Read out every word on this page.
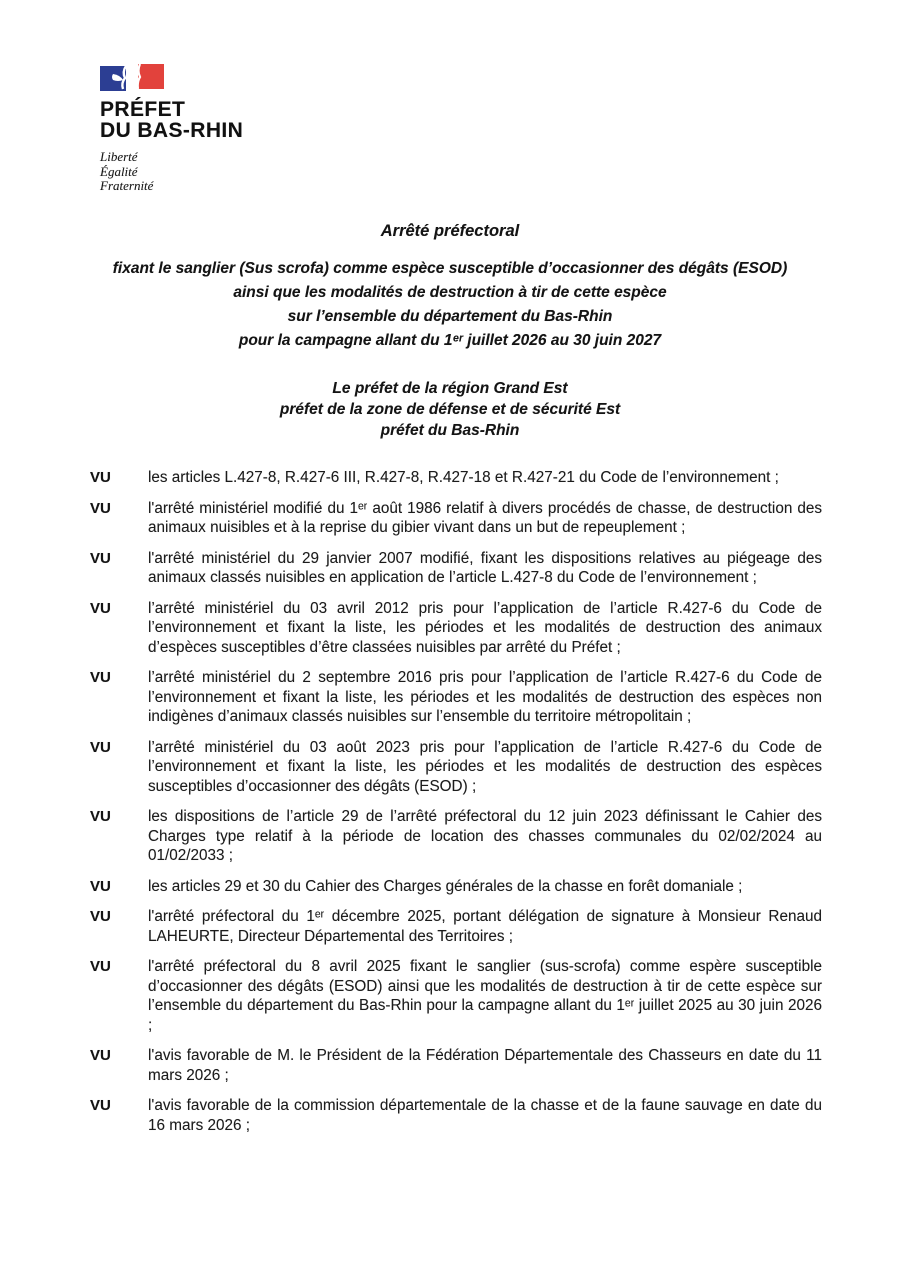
PRÉFET
DU BAS-RHIN
Liberté
Égalité
Fraternité
Arrêté préfectoral
fixant le sanglier (Sus scrofa) comme espèce susceptible d’occasionner des dégâts (ESOD)
ainsi que les modalités de destruction à tir de cette espèce
sur l’ensemble du département du Bas-Rhin
pour la campagne allant du 1ᵉʳ juillet 2026 au 30 juin 2027
Le préfet de la région Grand Est
préfet de la zone de défense et de sécurité Est
préfet du Bas-Rhin
VU	les articles L.427-8, R.427-6 III, R.427-8, R.427-18 et R.427-21 du Code de l’environnement ;

VU	l'arrêté ministériel modifié du 1ᵉʳ août 1986 relatif à divers procédés de chasse, de destruction des animaux nuisibles et à la reprise du gibier vivant dans un but de repeuplement ;

VU	l'arrêté ministériel du 29 janvier 2007 modifié, fixant les dispositions relatives au piégeage des animaux classés nuisibles en application de l’article L.427-8 du Code de l’environnement ;

VU	l’arrêté ministériel du 03 avril 2012 pris pour l’application de l’article R.427-6 du Code de l’environnement et fixant la liste, les périodes et les modalités de destruction des animaux d’espèces susceptibles d’être classées nuisibles par arrêté du Préfet ;

VU	l’arrêté ministériel du 2 septembre 2016 pris pour l’application de l’article R.427-6 du Code de l’environnement et fixant la liste, les périodes et les modalités de destruction des espèces non indigènes d’animaux classés nuisibles sur l’ensemble du territoire métropolitain ;

VU	l’arrêté ministériel du 03 août 2023 pris pour l’application de l’article R.427-6 du Code de l’environnement et fixant la liste, les périodes et les modalités de destruction des espèces susceptibles d’occasionner des dégâts (ESOD) ;

VU	les dispositions de l’article 29 de l’arrêté préfectoral du 12 juin 2023 définissant le Cahier des Charges type relatif à la période de location des chasses communales du 02/02/2024 au 01/02/2033 ;

VU	les articles 29 et 30 du Cahier des Charges générales de la chasse en forêt domaniale ;

VU	l'arrêté préfectoral du 1ᵉʳ décembre 2025, portant délégation de signature à Monsieur Renaud LAHEURTE, Directeur Départemental des Territoires ;

VU	l'arrêté préfectoral du 8 avril 2025 fixant le sanglier (sus-scrofa) comme espère susceptible d’occasionner des dégâts (ESOD) ainsi que les modalités de destruction à tir de cette espèce sur l’ensemble du département du Bas-Rhin pour la campagne allant du 1ᵉʳ juillet 2025 au 30 juin 2026 ;

VU	l'avis favorable de M. le Président de la Fédération Départementale des Chasseurs en date du 11 mars 2026 ;

VU	l'avis favorable de la commission départementale de la chasse et de la faune sauvage en date du 16 mars 2026 ;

#### Task goal
Copy all lines from the listing that contain "ensemble".

#### Result of the exercise
sur l’ensemble du département du Bas-Rhin
VU	l’arrêté ministériel du 2 septembre 2016 pris pour l’application de l’article R.427-6 du Code de l’environnement et fixant la liste, les périodes et les modalités de destruction des espèces non indigènes d’animaux classés nuisibles sur l’ensemble du territoire métropolitain ;
VU	l'arrêté préfectoral du 8 avril 2025 fixant le sanglier (sus-scrofa) comme espère susceptible d’occasionner des dégâts (ESOD) ainsi que les modalités de destruction à tir de cette espèce sur l’ensemble du département du Bas-Rhin pour la campagne allant du 1ᵉʳ juillet 2025 au 30 juin 2026 ;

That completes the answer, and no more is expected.